--- Begin ---

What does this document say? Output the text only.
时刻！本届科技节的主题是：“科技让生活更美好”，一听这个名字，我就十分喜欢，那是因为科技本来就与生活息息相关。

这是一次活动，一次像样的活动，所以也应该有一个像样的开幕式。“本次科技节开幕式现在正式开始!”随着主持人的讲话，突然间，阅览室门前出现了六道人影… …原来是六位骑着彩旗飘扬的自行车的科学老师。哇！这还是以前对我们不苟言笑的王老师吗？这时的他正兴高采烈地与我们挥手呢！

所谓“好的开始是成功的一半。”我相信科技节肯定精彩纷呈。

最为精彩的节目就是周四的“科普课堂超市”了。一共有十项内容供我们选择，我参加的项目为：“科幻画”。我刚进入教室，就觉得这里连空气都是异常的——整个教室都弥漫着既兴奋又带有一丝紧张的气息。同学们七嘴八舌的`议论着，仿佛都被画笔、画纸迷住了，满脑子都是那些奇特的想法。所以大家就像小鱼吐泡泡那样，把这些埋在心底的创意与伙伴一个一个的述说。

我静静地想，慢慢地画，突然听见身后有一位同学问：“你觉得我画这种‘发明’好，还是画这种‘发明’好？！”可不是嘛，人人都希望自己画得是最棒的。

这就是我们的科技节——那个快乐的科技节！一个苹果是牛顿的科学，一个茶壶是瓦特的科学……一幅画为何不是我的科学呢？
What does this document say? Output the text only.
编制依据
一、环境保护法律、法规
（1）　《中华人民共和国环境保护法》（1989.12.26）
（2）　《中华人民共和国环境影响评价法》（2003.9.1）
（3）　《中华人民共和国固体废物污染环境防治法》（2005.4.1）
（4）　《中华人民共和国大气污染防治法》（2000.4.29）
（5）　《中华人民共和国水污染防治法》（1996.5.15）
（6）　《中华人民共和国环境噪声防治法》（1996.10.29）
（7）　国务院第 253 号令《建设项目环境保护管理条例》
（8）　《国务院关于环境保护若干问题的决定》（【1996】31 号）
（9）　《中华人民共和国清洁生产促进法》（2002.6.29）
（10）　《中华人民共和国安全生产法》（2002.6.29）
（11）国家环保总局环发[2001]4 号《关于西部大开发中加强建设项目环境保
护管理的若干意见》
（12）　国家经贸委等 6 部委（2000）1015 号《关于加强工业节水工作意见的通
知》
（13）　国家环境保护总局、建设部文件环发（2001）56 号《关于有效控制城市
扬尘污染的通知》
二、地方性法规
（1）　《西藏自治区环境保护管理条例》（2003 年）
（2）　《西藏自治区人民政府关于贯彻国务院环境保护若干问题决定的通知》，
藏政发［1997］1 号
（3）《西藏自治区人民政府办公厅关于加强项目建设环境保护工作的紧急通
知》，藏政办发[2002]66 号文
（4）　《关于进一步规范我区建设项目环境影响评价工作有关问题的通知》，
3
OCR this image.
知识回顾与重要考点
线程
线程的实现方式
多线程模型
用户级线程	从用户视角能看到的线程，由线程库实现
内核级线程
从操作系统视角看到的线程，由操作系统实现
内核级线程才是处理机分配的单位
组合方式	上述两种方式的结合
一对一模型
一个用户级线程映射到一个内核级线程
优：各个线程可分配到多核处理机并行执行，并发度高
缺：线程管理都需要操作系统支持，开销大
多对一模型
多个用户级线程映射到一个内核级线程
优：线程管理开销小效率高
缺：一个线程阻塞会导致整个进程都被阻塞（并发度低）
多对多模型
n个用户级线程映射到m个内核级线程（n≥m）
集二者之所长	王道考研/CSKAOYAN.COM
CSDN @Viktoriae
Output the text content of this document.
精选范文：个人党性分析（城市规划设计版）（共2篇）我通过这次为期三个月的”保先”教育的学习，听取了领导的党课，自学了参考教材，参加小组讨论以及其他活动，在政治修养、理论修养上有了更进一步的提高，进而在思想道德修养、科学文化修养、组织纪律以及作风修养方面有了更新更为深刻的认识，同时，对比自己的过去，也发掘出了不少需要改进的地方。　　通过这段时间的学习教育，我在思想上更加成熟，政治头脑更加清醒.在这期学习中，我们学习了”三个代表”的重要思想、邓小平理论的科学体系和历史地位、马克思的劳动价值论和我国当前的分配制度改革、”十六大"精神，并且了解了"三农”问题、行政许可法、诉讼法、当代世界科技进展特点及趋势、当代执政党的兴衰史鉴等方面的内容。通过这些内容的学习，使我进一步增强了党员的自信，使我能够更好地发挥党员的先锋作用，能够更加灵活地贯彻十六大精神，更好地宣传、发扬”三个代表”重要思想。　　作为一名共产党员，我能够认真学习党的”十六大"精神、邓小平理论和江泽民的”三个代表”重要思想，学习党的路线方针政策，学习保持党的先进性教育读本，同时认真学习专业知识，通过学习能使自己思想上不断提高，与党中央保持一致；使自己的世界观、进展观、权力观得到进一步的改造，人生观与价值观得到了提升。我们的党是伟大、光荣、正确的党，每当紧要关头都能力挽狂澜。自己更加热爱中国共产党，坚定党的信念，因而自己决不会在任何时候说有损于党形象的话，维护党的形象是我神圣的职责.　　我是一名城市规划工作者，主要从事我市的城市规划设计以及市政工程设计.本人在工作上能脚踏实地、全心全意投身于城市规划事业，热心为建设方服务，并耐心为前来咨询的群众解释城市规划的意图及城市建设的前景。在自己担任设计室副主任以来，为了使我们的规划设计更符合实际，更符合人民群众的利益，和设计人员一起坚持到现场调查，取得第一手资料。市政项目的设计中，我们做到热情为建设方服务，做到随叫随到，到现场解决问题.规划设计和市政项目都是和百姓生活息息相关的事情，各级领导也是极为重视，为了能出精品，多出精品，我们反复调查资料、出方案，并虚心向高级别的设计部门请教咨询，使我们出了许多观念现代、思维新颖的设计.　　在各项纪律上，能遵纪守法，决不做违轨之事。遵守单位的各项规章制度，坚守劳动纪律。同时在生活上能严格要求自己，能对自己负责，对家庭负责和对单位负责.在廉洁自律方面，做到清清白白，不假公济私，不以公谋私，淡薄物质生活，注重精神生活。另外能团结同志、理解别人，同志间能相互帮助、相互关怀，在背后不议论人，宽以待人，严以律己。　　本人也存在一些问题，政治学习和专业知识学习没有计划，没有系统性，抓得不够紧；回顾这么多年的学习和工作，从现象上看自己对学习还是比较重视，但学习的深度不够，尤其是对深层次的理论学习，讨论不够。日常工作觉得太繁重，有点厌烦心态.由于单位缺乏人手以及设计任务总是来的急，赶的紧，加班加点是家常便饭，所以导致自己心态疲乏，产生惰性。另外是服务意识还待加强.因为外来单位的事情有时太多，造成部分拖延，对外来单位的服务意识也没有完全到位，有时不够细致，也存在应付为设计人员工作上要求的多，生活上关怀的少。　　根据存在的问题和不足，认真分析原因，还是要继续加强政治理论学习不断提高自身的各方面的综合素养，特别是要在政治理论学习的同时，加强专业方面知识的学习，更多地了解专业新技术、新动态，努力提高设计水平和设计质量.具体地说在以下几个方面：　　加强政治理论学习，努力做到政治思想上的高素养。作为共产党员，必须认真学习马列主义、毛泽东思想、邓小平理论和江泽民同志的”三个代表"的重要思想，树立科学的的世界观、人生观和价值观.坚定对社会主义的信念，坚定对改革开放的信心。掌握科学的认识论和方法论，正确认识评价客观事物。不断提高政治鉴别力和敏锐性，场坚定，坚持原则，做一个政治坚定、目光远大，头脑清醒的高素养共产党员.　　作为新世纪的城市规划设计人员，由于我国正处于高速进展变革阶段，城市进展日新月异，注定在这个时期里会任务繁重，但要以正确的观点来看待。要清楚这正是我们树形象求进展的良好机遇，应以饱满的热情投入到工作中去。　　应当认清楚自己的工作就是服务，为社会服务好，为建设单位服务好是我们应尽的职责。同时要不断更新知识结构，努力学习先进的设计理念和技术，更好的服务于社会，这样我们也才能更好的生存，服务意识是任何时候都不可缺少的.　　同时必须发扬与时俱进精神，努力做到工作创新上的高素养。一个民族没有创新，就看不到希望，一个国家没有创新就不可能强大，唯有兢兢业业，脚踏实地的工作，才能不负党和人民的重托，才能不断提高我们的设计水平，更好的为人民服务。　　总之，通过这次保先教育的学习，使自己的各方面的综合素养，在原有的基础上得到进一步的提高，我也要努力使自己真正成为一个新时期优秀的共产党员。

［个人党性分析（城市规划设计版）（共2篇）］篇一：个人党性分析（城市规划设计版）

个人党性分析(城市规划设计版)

--- End ---

» What you are asked to do
Locate the line that contains "Output the text content of this document.", then please quote it and every line after it to the end of the entries above, exactly and with nothing else.

» Written solution
Output the text content of this document.
精选范文：个人党性分析（城市规划设计版）（共2篇）我通过这次为期三个月的”保先”教育的学习，听取了领导的党课，自学了参考教材，参加小组讨论以及其他活动，在政治修养、理论修养上有了更进一步的提高，进而在思想道德修养、科学文化修养、组织纪律以及作风修养方面有了更新更为深刻的认识，同时，对比自己的过去，也发掘出了不少需要改进的地方。　　通过这段时间的学习教育，我在思想上更加成熟，政治头脑更加清醒.在这期学习中，我们学习了”三个代表”的重要思想、邓小平理论的科学体系和历史地位、马克思的劳动价值论和我国当前的分配制度改革、”十六大"精神，并且了解了"三农”问题、行政许可法、诉讼法、当代世界科技进展特点及趋势、当代执政党的兴衰史鉴等方面的内容。通过这些内容的学习，使我进一步增强了党员的自信，使我能够更好地发挥党员的先锋作用，能够更加灵活地贯彻十六大精神，更好地宣传、发扬”三个代表”重要思想。　　作为一名共产党员，我能够认真学习党的”十六大"精神、邓小平理论和江泽民的”三个代表”重要思想，学习党的路线方针政策，学习保持党的先进性教育读本，同时认真学习专业知识，通过学习能使自己思想上不断提高，与党中央保持一致；使自己的世界观、进展观、权力观得到进一步的改造，人生观与价值观得到了提升。我们的党是伟大、光荣、正确的党，每当紧要关头都能力挽狂澜。自己更加热爱中国共产党，坚定党的信念，因而自己决不会在任何时候说有损于党形象的话，维护党的形象是我神圣的职责.　　我是一名城市规划工作者，主要从事我市的城市规划设计以及市政工程设计.本人在工作上能脚踏实地、全心全意投身于城市规划事业，热心为建设方服务，并耐心为前来咨询的群众解释城市规划的意图及城市建设的前景。在自己担任设计室副主任以来，为了使我们的规划设计更符合实际，更符合人民群众的利益，和设计人员一起坚持到现场调查，取得第一手资料。市政项目的设计中，我们做到热情为建设方服务，做到随叫随到，到现场解决问题.规划设计和市政项目都是和百姓生活息息相关的事情，各级领导也是极为重视，为了能出精品，多出精品，我们反复调查资料、出方案，并虚心向高级别的设计部门请教咨询，使我们出了许多观念现代、思维新颖的设计.　　在各项纪律上，能遵纪守法，决不做违轨之事。遵守单位的各项规章制度，坚守劳动纪律。同时在生活上能严格要求自己，能对自己负责，对家庭负责和对单位负责.在廉洁自律方面，做到清清白白，不假公济私，不以公谋私，淡薄物质生活，注重精神生活。另外能团结同志、理解别人，同志间能相互帮助、相互关怀，在背后不议论人，宽以待人，严以律己。　　本人也存在一些问题，政治学习和专业知识学习没有计划，没有系统性，抓得不够紧；回顾这么多年的学习和工作，从现象上看自己对学习还是比较重视，但学习的深度不够，尤其是对深层次的理论学习，讨论不够。日常工作觉得太繁重，有点厌烦心态.由于单位缺乏人手以及设计任务总是来的急，赶的紧，加班加点是家常便饭，所以导致自己心态疲乏，产生惰性。另外是服务意识还待加强.因为外来单位的事情有时太多，造成部分拖延，对外来单位的服务意识也没有完全到位，有时不够细致，也存在应付为设计人员工作上要求的多，生活上关怀的少。　　根据存在的问题和不足，认真分析原因，还是要继续加强政治理论学习不断提高自身的各方面的综合素养，特别是要在政治理论学习的同时，加强专业方面知识的学习，更多地了解专业新技术、新动态，努力提高设计水平和设计质量.具体地说在以下几个方面：　　加强政治理论学习，努力做到政治思想上的高素养。作为共产党员，必须认真学习马列主义、毛泽东思想、邓小平理论和江泽民同志的”三个代表"的重要思想，树立科学的的世界观、人生观和价值观.坚定对社会主义的信念，坚定对改革开放的信心。掌握科学的认识论和方法论，正确认识评价客观事物。不断提高政治鉴别力和敏锐性，场坚定，坚持原则，做一个政治坚定、目光远大，头脑清醒的高素养共产党员.　　作为新世纪的城市规划设计人员，由于我国正处于高速进展变革阶段，城市进展日新月异，注定在这个时期里会任务繁重，但要以正确的观点来看待。要清楚这正是我们树形象求进展的良好机遇，应以饱满的热情投入到工作中去。　　应当认清楚自己的工作就是服务，为社会服务好，为建设单位服务好是我们应尽的职责。同时要不断更新知识结构，努力学习先进的设计理念和技术，更好的服务于社会，这样我们也才能更好的生存，服务意识是任何时候都不可缺少的.　　同时必须发扬与时俱进精神，努力做到工作创新上的高素养。一个民族没有创新，就看不到希望，一个国家没有创新就不可能强大，唯有兢兢业业，脚踏实地的工作，才能不负党和人民的重托，才能不断提高我们的设计水平，更好的为人民服务。　　总之，通过这次保先教育的学习，使自己的各方面的综合素养，在原有的基础上得到进一步的提高，我也要努力使自己真正成为一个新时期优秀的共产党员。

［个人党性分析（城市规划设计版）（共2篇）］篇一：个人党性分析（城市规划设计版）

个人党性分析(城市规划设计版)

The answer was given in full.